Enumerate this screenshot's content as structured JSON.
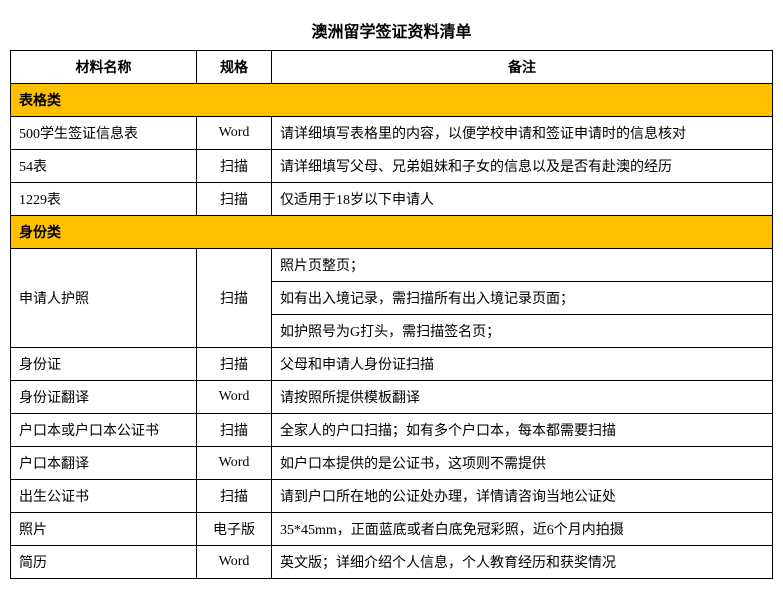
{
  "title": "澳洲留学签证资料清单",
  "headers": {
    "name": "材料名称",
    "spec": "规格",
    "note": "备注"
  },
  "colors": {
    "section_bg": "#ffc000",
    "border": "#000000",
    "background": "#ffffff"
  },
  "sections": [
    {
      "label": "表格类",
      "rows": [
        {
          "name": "500学生签证信息表",
          "spec": "Word",
          "notes": [
            "请详细填写表格里的内容，以便学校申请和签证申请时的信息核对"
          ]
        },
        {
          "name": "54表",
          "spec": "扫描",
          "notes": [
            "请详细填写父母、兄弟姐妹和子女的信息以及是否有赴澳的经历"
          ]
        },
        {
          "name": "1229表",
          "spec": "扫描",
          "notes": [
            "仅适用于18岁以下申请人"
          ]
        }
      ]
    },
    {
      "label": "身份类",
      "rows": [
        {
          "name": "申请人护照",
          "spec": "扫描",
          "notes": [
            "照片页整页；",
            "如有出入境记录，需扫描所有出入境记录页面；",
            "如护照号为G打头，需扫描签名页；"
          ]
        },
        {
          "name": "身份证",
          "spec": "扫描",
          "notes": [
            "父母和申请人身份证扫描"
          ]
        },
        {
          "name": "身份证翻译",
          "spec": "Word",
          "notes": [
            "请按照所提供模板翻译"
          ]
        },
        {
          "name": "户口本或户口本公证书",
          "spec": "扫描",
          "notes": [
            "全家人的户口扫描；如有多个户口本，每本都需要扫描"
          ]
        },
        {
          "name": "户口本翻译",
          "spec": "Word",
          "notes": [
            "如户口本提供的是公证书，这项则不需提供"
          ]
        },
        {
          "name": "出生公证书",
          "spec": "扫描",
          "notes": [
            "请到户口所在地的公证处办理，详情请咨询当地公证处"
          ]
        },
        {
          "name": "照片",
          "spec": "电子版",
          "notes": [
            "35*45mm，正面蓝底或者白底免冠彩照，近6个月内拍摄"
          ]
        },
        {
          "name": "简历",
          "spec": "Word",
          "notes": [
            "英文版；详细介绍个人信息，个人教育经历和获奖情况"
          ]
        }
      ]
    }
  ]
}
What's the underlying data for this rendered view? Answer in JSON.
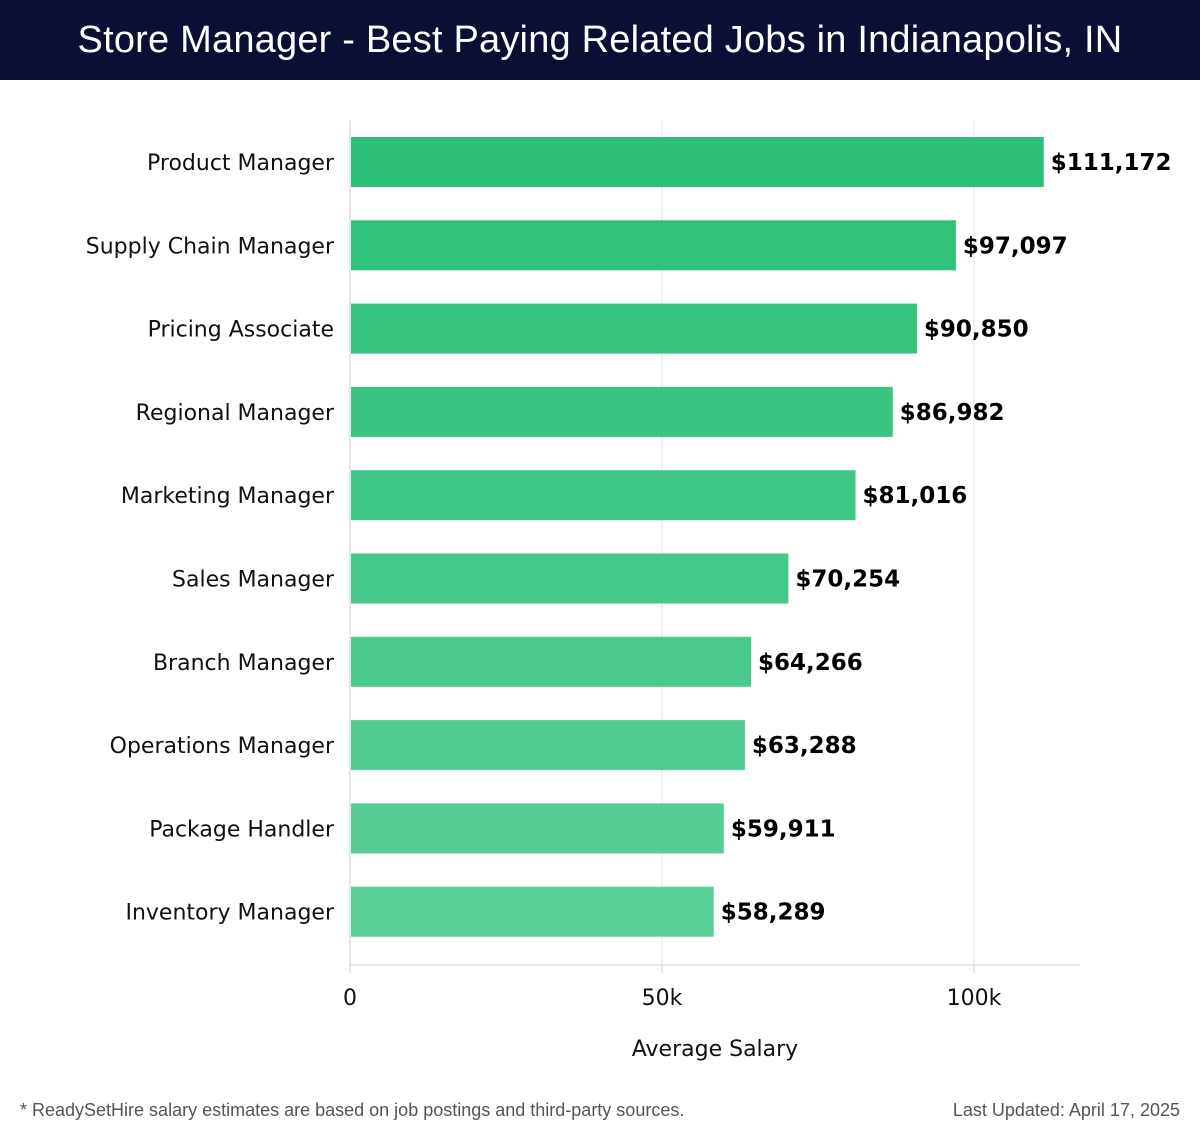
{
  "header": {
    "title": "Store Manager - Best Paying Related Jobs in Indianapolis, IN"
  },
  "chart_data": {
    "type": "bar",
    "orientation": "horizontal",
    "title": "Store Manager - Best Paying Related Jobs in Indianapolis, IN",
    "categories": [
      "Product Manager",
      "Supply Chain Manager",
      "Pricing Associate",
      "Regional Manager",
      "Marketing Manager",
      "Sales Manager",
      "Branch Manager",
      "Operations Manager",
      "Package Handler",
      "Inventory Manager"
    ],
    "values": [
      111172,
      97097,
      90850,
      86982,
      81016,
      70254,
      64266,
      63288,
      59911,
      58289
    ],
    "value_labels": [
      "$111,172",
      "$97,097",
      "$90,850",
      "$86,982",
      "$81,016",
      "$70,254",
      "$64,266",
      "$63,288",
      "$59,911",
      "$58,289"
    ],
    "xlabel": "Average Salary",
    "ylabel": "",
    "xlim": [
      0,
      117000
    ],
    "xticks": [
      0,
      50000,
      100000
    ],
    "xtick_labels": [
      "0",
      "50k",
      "100k"
    ],
    "grid": true,
    "bar_color_start": "#2bbf77",
    "bar_color_end": "#5bcf98"
  },
  "footer": {
    "note": "* ReadySetHire salary estimates are based on job postings and third-party sources.",
    "updated": "Last Updated: April 17, 2025"
  }
}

PROBLEM TO SOLVE | Using the listing above, pick out each line that contains the word "this", then copy it.

WRITTEN ANSWER |
Enumerate this screenshot's content as structured JSON.
What's the underlying data for this rendered view? Answer in JSON.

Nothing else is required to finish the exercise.